_Task_
Copy every line of the listing below word for word, leaving the pictures out of your copy.

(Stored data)
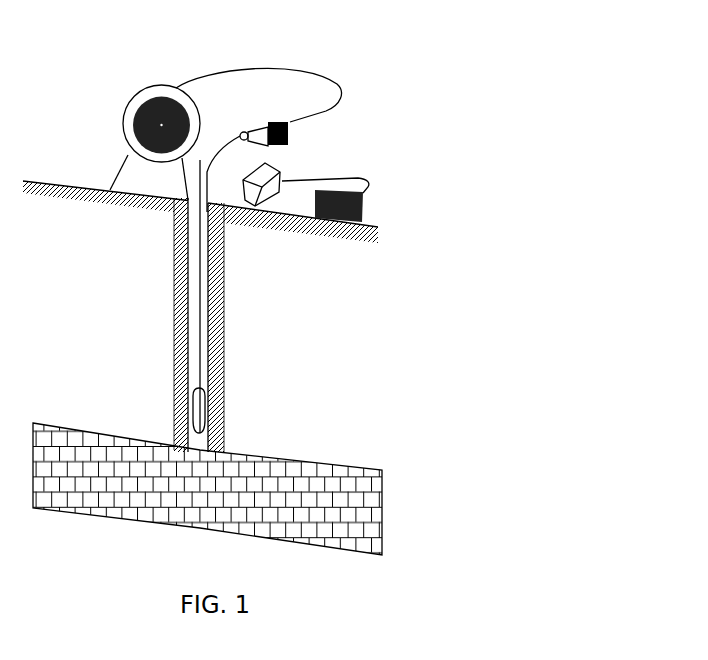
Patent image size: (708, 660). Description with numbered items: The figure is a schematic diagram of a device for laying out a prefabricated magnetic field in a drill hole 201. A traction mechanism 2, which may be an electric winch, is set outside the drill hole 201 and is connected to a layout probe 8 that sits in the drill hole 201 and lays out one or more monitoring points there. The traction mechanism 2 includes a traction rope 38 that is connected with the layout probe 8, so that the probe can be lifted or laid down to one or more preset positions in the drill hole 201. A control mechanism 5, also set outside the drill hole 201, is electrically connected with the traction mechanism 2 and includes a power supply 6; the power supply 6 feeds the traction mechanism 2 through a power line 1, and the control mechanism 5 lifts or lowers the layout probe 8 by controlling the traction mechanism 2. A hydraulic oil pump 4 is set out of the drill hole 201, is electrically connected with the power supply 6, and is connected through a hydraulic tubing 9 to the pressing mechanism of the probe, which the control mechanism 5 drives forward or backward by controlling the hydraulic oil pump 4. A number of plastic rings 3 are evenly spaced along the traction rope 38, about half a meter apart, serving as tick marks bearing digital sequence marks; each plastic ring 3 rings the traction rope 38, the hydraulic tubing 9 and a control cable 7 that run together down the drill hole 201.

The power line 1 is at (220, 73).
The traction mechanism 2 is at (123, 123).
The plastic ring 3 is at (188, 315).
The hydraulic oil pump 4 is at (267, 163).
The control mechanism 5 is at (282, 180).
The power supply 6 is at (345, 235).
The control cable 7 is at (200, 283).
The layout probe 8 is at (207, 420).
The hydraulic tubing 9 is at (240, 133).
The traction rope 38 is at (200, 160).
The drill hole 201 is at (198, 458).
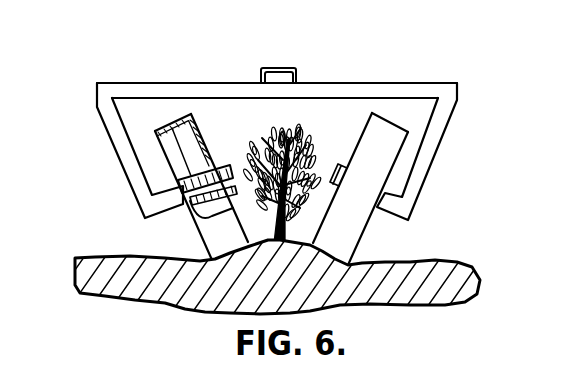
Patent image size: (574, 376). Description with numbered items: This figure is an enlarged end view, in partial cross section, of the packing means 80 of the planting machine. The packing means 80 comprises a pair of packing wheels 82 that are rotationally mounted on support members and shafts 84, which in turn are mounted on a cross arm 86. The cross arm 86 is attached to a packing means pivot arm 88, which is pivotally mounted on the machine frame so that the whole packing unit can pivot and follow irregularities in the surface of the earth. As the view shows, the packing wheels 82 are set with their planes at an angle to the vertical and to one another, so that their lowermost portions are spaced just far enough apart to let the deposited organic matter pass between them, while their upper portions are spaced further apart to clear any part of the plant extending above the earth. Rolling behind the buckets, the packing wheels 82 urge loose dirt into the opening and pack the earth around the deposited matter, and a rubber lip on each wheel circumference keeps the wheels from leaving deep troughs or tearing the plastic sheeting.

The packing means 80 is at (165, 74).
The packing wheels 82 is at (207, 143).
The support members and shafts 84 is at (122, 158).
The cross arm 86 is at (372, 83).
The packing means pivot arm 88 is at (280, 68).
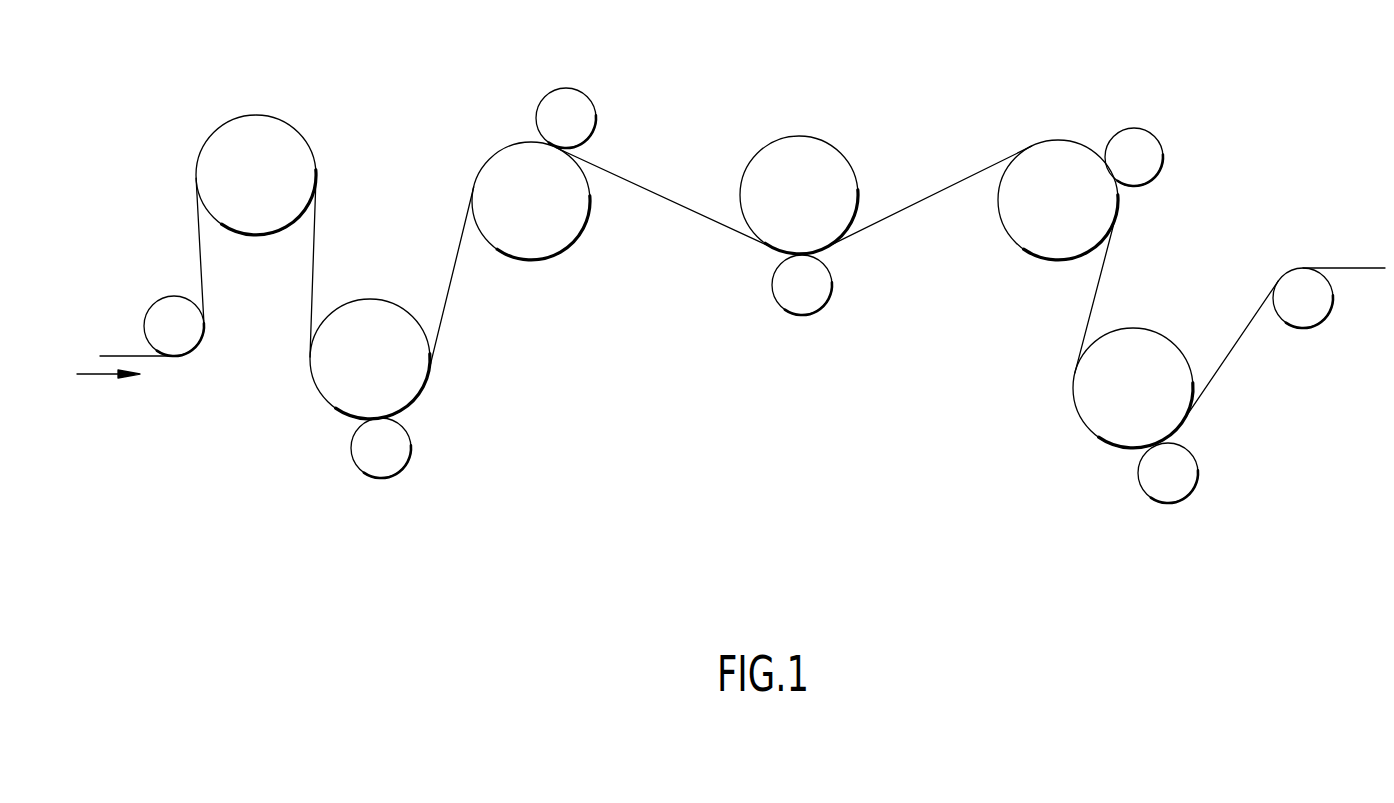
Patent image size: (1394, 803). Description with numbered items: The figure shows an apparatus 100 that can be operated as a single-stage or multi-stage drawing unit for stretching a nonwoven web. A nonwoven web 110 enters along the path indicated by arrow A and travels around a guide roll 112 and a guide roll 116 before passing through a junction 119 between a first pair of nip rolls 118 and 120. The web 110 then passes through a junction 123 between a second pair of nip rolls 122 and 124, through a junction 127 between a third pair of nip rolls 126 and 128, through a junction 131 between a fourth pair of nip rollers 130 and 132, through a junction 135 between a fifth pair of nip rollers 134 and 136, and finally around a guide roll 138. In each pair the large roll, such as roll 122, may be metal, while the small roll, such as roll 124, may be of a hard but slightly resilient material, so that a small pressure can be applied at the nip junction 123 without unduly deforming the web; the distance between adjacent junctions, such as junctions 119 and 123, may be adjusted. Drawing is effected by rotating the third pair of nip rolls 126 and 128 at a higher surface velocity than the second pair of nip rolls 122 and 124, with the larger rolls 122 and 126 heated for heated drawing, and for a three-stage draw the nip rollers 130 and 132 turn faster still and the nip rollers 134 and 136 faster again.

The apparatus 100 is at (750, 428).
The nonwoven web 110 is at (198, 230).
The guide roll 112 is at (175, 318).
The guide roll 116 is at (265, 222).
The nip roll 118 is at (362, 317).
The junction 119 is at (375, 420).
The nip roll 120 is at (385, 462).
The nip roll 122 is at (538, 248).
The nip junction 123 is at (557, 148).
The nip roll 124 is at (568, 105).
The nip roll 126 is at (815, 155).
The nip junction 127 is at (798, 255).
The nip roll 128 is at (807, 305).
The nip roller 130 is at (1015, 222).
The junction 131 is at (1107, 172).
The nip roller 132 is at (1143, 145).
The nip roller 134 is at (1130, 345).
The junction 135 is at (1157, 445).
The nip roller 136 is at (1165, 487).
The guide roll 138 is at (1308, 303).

_Problem solution_
Patent image size: (708, 660). Description with numbered items: The figure is a schematic diagram of a device for laying out a prefabricated magnetic field in a drill hole 201. A traction mechanism 2, which may be an electric winch, is set outside the drill hole 201 and is connected to a layout probe 8 that sits in the drill hole 201 and lays out one or more monitoring points there. The traction mechanism 2 includes a traction rope 38 that is connected with the layout probe 8, so that the probe can be lifted or laid down to one or more preset positions in the drill hole 201. A control mechanism 5, also set outside the drill hole 201, is electrically connected with the traction mechanism 2 and includes a power supply 6; the power supply 6 feeds the traction mechanism 2 through a power line 1, and the control mechanism 5 lifts or lowers the layout probe 8 by controlling the traction mechanism 2. A hydraulic oil pump 4 is set out of the drill hole 201, is electrically connected with the power supply 6, and is connected through a hydraulic tubing 9 to the pressing mechanism of the probe, which the control mechanism 5 drives forward or backward by controlling the hydraulic oil pump 4. A number of plastic rings 3 are evenly spaced along the traction rope 38, about half a meter apart, serving as tick marks bearing digital sequence marks; each plastic ring 3 rings the traction rope 38, the hydraulic tubing 9 and a control cable 7 that run together down the drill hole 201.

The power line 1 is at (220, 73).
The traction mechanism 2 is at (123, 123).
The plastic ring 3 is at (188, 315).
The hydraulic oil pump 4 is at (267, 163).
The control mechanism 5 is at (282, 180).
The power supply 6 is at (345, 235).
The control cable 7 is at (200, 283).
The layout probe 8 is at (207, 420).
The hydraulic tubing 9 is at (240, 133).
The traction rope 38 is at (200, 160).
The drill hole 201 is at (198, 458).
Patent image size: (574, 376). Description with numbered items: This figure is an enlarged end view, in partial cross section, of the packing means 80 of the planting machine. The packing means 80 comprises a pair of packing wheels 82 that are rotationally mounted on support members and shafts 84, which in turn are mounted on a cross arm 86. The cross arm 86 is attached to a packing means pivot arm 88, which is pivotally mounted on the machine frame so that the whole packing unit can pivot and follow irregularities in the surface of the earth. As the view shows, the packing wheels 82 are set with their planes at an angle to the vertical and to one another, so that their lowermost portions are spaced just far enough apart to let the deposited organic matter pass between them, while their upper portions are spaced further apart to clear any part of the plant extending above the earth. Rolling behind the buckets, the packing wheels 82 urge loose dirt into the opening and pack the earth around the deposited matter, and a rubber lip on each wheel circumference keeps the wheels from leaving deep troughs or tearing the plastic sheeting.

The packing means 80 is at (165, 74).
The packing wheels 82 is at (207, 143).
The support members and shafts 84 is at (122, 158).
The cross arm 86 is at (372, 83).
The packing means pivot arm 88 is at (280, 68).
Patent image size: (1394, 803). Description with numbered items: The figure shows an apparatus 100 that can be operated as a single-stage or multi-stage drawing unit for stretching a nonwoven web. A nonwoven web 110 enters along the path indicated by arrow A and travels around a guide roll 112 and a guide roll 116 before passing through a junction 119 between a first pair of nip rolls 118 and 120. The web 110 then passes through a junction 123 between a second pair of nip rolls 122 and 124, through a junction 127 between a third pair of nip rolls 126 and 128, through a junction 131 between a fourth pair of nip rollers 130 and 132, through a junction 135 between a fifth pair of nip rollers 134 and 136, and finally around a guide roll 138. In each pair the large roll, such as roll 122, may be metal, while the small roll, such as roll 124, may be of a hard but slightly resilient material, so that a small pressure can be applied at the nip junction 123 without unduly deforming the web; the distance between adjacent junctions, such as junctions 119 and 123, may be adjusted. Drawing is effected by rotating the third pair of nip rolls 126 and 128 at a higher surface velocity than the second pair of nip rolls 122 and 124, with the larger rolls 122 and 126 heated for heated drawing, and for a three-stage draw the nip rollers 130 and 132 turn faster still and the nip rollers 134 and 136 faster again.

The apparatus 100 is at (750, 428).
The nonwoven web 110 is at (198, 230).
The guide roll 112 is at (175, 318).
The guide roll 116 is at (265, 222).
The nip roll 118 is at (362, 317).
The junction 119 is at (375, 420).
The nip roll 120 is at (385, 462).
The nip roll 122 is at (538, 248).
The nip junction 123 is at (557, 148).
The nip roll 124 is at (568, 105).
The nip roll 126 is at (815, 155).
The nip junction 127 is at (798, 255).
The nip roll 128 is at (807, 305).
The nip roller 130 is at (1015, 222).
The junction 131 is at (1107, 172).
The nip roller 132 is at (1143, 145).
The nip roller 134 is at (1130, 345).
The junction 135 is at (1157, 445).
The nip roller 136 is at (1165, 487).
The guide roll 138 is at (1308, 303).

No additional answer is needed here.